▶ [REQUIREMENTS]: Omit all pictures. Copy the rest of the material exactly.

# # # # #

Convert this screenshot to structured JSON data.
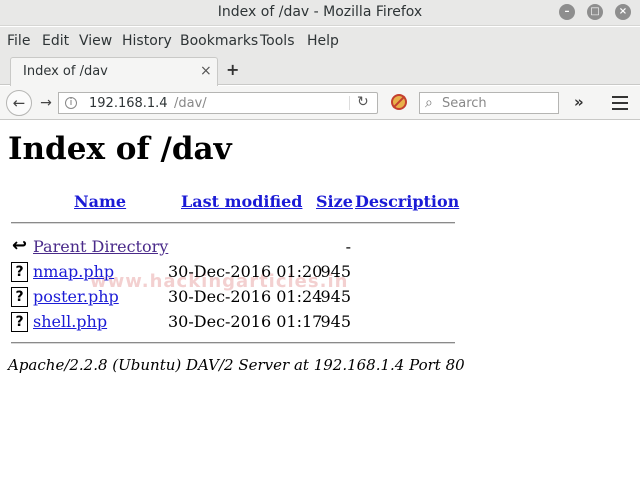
{
  "window": {
    "title": "Index of /dav - Mozilla Firefox"
  },
  "menu": [
    "File",
    "Edit",
    "View",
    "History",
    "Bookmarks",
    "Tools",
    "Help"
  ],
  "tab": {
    "label": "Index of /dav",
    "close": "×",
    "new_tab": "+"
  },
  "navbar": {
    "url_host": "192.168.1.4",
    "url_path": "/dav/",
    "search_placeholder": "Search",
    "overflow": "»"
  },
  "page": {
    "heading": "Index of /dav",
    "columns": {
      "name": "Name",
      "modified": "Last modified",
      "size": "Size",
      "description": "Description"
    },
    "rows": [
      {
        "name": "Parent Directory",
        "modified": "",
        "size": "-",
        "icon": "back-arrow-icon"
      },
      {
        "name": "nmap.php",
        "modified": "30-Dec-2016 01:20",
        "size": "945",
        "icon": "unknown-file-icon"
      },
      {
        "name": "poster.php",
        "modified": "30-Dec-2016 01:24",
        "size": "945",
        "icon": "unknown-file-icon"
      },
      {
        "name": "shell.php",
        "modified": "30-Dec-2016 01:17",
        "size": "945",
        "icon": "unknown-file-icon"
      }
    ],
    "footer": "Apache/2.2.8 (Ubuntu) DAV/2 Server at 192.168.1.4 Port 80",
    "watermark": "www.hackingarticles.in"
  },
  "colors": {
    "link": "#1b1bd6",
    "visited_link": "#4a2a8a",
    "chrome": "#e8e8e7"
  }
}
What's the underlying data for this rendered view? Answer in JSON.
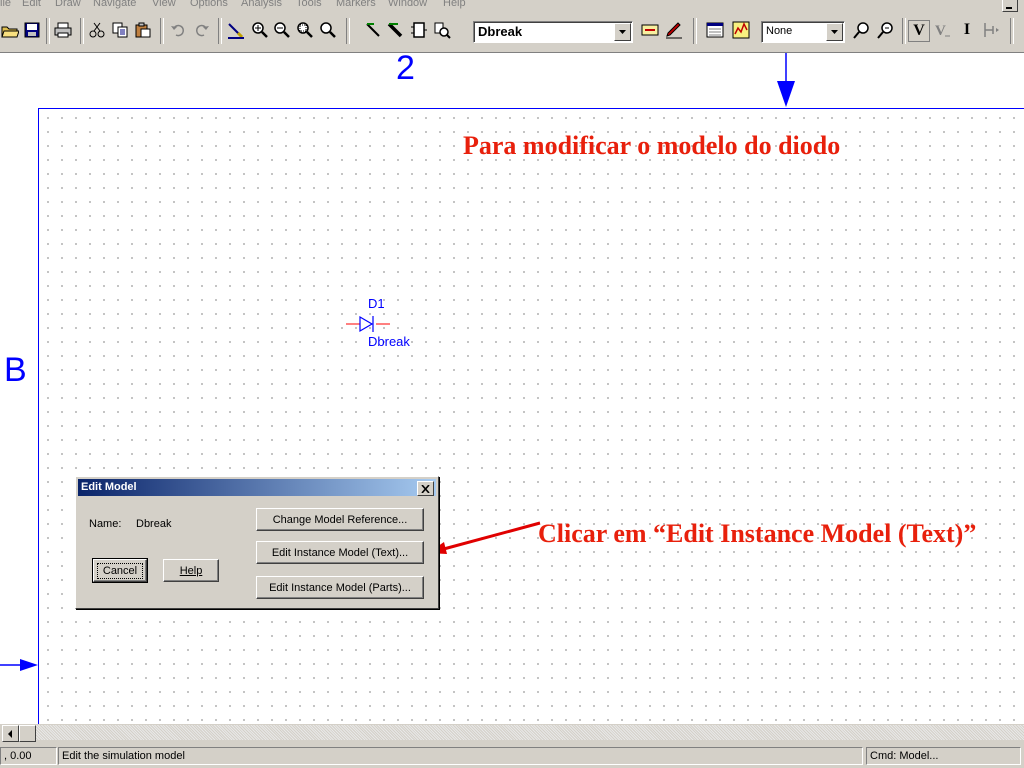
{
  "menu": {
    "items": [
      "ile",
      "Edit",
      "Draw",
      "Navigate",
      "View",
      "Options",
      "Analysis",
      "Tools",
      "Markers",
      "Window",
      "Help"
    ]
  },
  "toolbar": {
    "part_combo_value": "Dbreak",
    "grid_combo_value": "None",
    "icons": [
      "open-icon",
      "save-icon",
      "print-icon",
      "cut-icon",
      "copy-icon",
      "paste-icon",
      "undo-icon",
      "redo-icon",
      "draw-wire-icon",
      "zoom-in-icon",
      "zoom-out-icon",
      "zoom-area-icon",
      "zoom-fit-icon",
      "wire-icon",
      "bus-icon",
      "block-icon",
      "get-part-icon",
      "edit-attributes-icon",
      "edit-symbol-icon",
      "setup-analysis-icon",
      "simulate-icon",
      "probe-icon",
      "probe-add-icon",
      "voltage-marker-icon",
      "voltage-diff-icon",
      "current-marker-icon",
      "enable-bias-icon"
    ],
    "marker_v": "V",
    "marker_i": "I"
  },
  "schematic": {
    "zone_top": "2",
    "zone_left": "B",
    "component_ref": "D1",
    "component_model": "Dbreak",
    "colors": {
      "wire": "#0000ff",
      "annotation": "#e8200c"
    }
  },
  "annotations": {
    "title": "Para modificar o modelo do diodo",
    "instruction": "Clicar em “Edit Instance Model (Text)”"
  },
  "dialog": {
    "title": "Edit Model",
    "name_label": "Name:",
    "name_value": "Dbreak",
    "change_reference": "Change Model Reference...",
    "edit_instance_text": "Edit Instance Model (Text)...",
    "edit_instance_parts": "Edit Instance Model (Parts)...",
    "cancel": "Cancel",
    "help": "Help"
  },
  "status": {
    "coords": ", 0.00",
    "message": "Edit the simulation model",
    "command": "Cmd: Model..."
  }
}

# # # # #

▶ [EXERCISE OUTPUT]:
Convert this screenshot to structured JSON data.
{
  "window": {
    "title": "Index of /dav - Mozilla Firefox"
  },
  "menu": [
    "File",
    "Edit",
    "View",
    "History",
    "Bookmarks",
    "Tools",
    "Help"
  ],
  "tab": {
    "label": "Index of /dav",
    "close": "×",
    "new_tab": "+"
  },
  "navbar": {
    "url_host": "192.168.1.4",
    "url_path": "/dav/",
    "search_placeholder": "Search",
    "overflow": "»"
  },
  "page": {
    "heading": "Index of /dav",
    "columns": {
      "name": "Name",
      "modified": "Last modified",
      "size": "Size",
      "description": "Description"
    },
    "rows": [
      {
        "name": "Parent Directory",
        "modified": "",
        "size": "-",
        "icon": "back-arrow-icon"
      },
      {
        "name": "nmap.php",
        "modified": "30-Dec-2016 01:20",
        "size": "945",
        "icon": "unknown-file-icon"
      },
      {
        "name": "poster.php",
        "modified": "30-Dec-2016 01:24",
        "size": "945",
        "icon": "unknown-file-icon"
      },
      {
        "name": "shell.php",
        "modified": "30-Dec-2016 01:17",
        "size": "945",
        "icon": "unknown-file-icon"
      }
    ],
    "footer": "Apache/2.2.8 (Ubuntu) DAV/2 Server at 192.168.1.4 Port 80",
    "watermark": "www.hackingarticles.in"
  },
  "colors": {
    "link": "#1b1bd6",
    "visited_link": "#4a2a8a",
    "chrome": "#e8e8e7"
  }
}
What's the underlying data for this rendered view? Answer in JSON.
{
  "menu": {
    "items": [
      "ile",
      "Edit",
      "Draw",
      "Navigate",
      "View",
      "Options",
      "Analysis",
      "Tools",
      "Markers",
      "Window",
      "Help"
    ]
  },
  "toolbar": {
    "part_combo_value": "Dbreak",
    "grid_combo_value": "None",
    "icons": [
      "open-icon",
      "save-icon",
      "print-icon",
      "cut-icon",
      "copy-icon",
      "paste-icon",
      "undo-icon",
      "redo-icon",
      "draw-wire-icon",
      "zoom-in-icon",
      "zoom-out-icon",
      "zoom-area-icon",
      "zoom-fit-icon",
      "wire-icon",
      "bus-icon",
      "block-icon",
      "get-part-icon",
      "edit-attributes-icon",
      "edit-symbol-icon",
      "setup-analysis-icon",
      "simulate-icon",
      "probe-icon",
      "probe-add-icon",
      "voltage-marker-icon",
      "voltage-diff-icon",
      "current-marker-icon",
      "enable-bias-icon"
    ],
    "marker_v": "V",
    "marker_i": "I"
  },
  "schematic": {
    "zone_top": "2",
    "zone_left": "B",
    "component_ref": "D1",
    "component_model": "Dbreak",
    "colors": {
      "wire": "#0000ff",
      "annotation": "#e8200c"
    }
  },
  "annotations": {
    "title": "Para modificar o modelo do diodo",
    "instruction": "Clicar em “Edit Instance Model (Text)”"
  },
  "dialog": {
    "title": "Edit Model",
    "name_label": "Name:",
    "name_value": "Dbreak",
    "change_reference": "Change Model Reference...",
    "edit_instance_text": "Edit Instance Model (Text)...",
    "edit_instance_parts": "Edit Instance Model (Parts)...",
    "cancel": "Cancel",
    "help": "Help"
  },
  "status": {
    "coords": ", 0.00",
    "message": "Edit the simulation model",
    "command": "Cmd: Model..."
  }
}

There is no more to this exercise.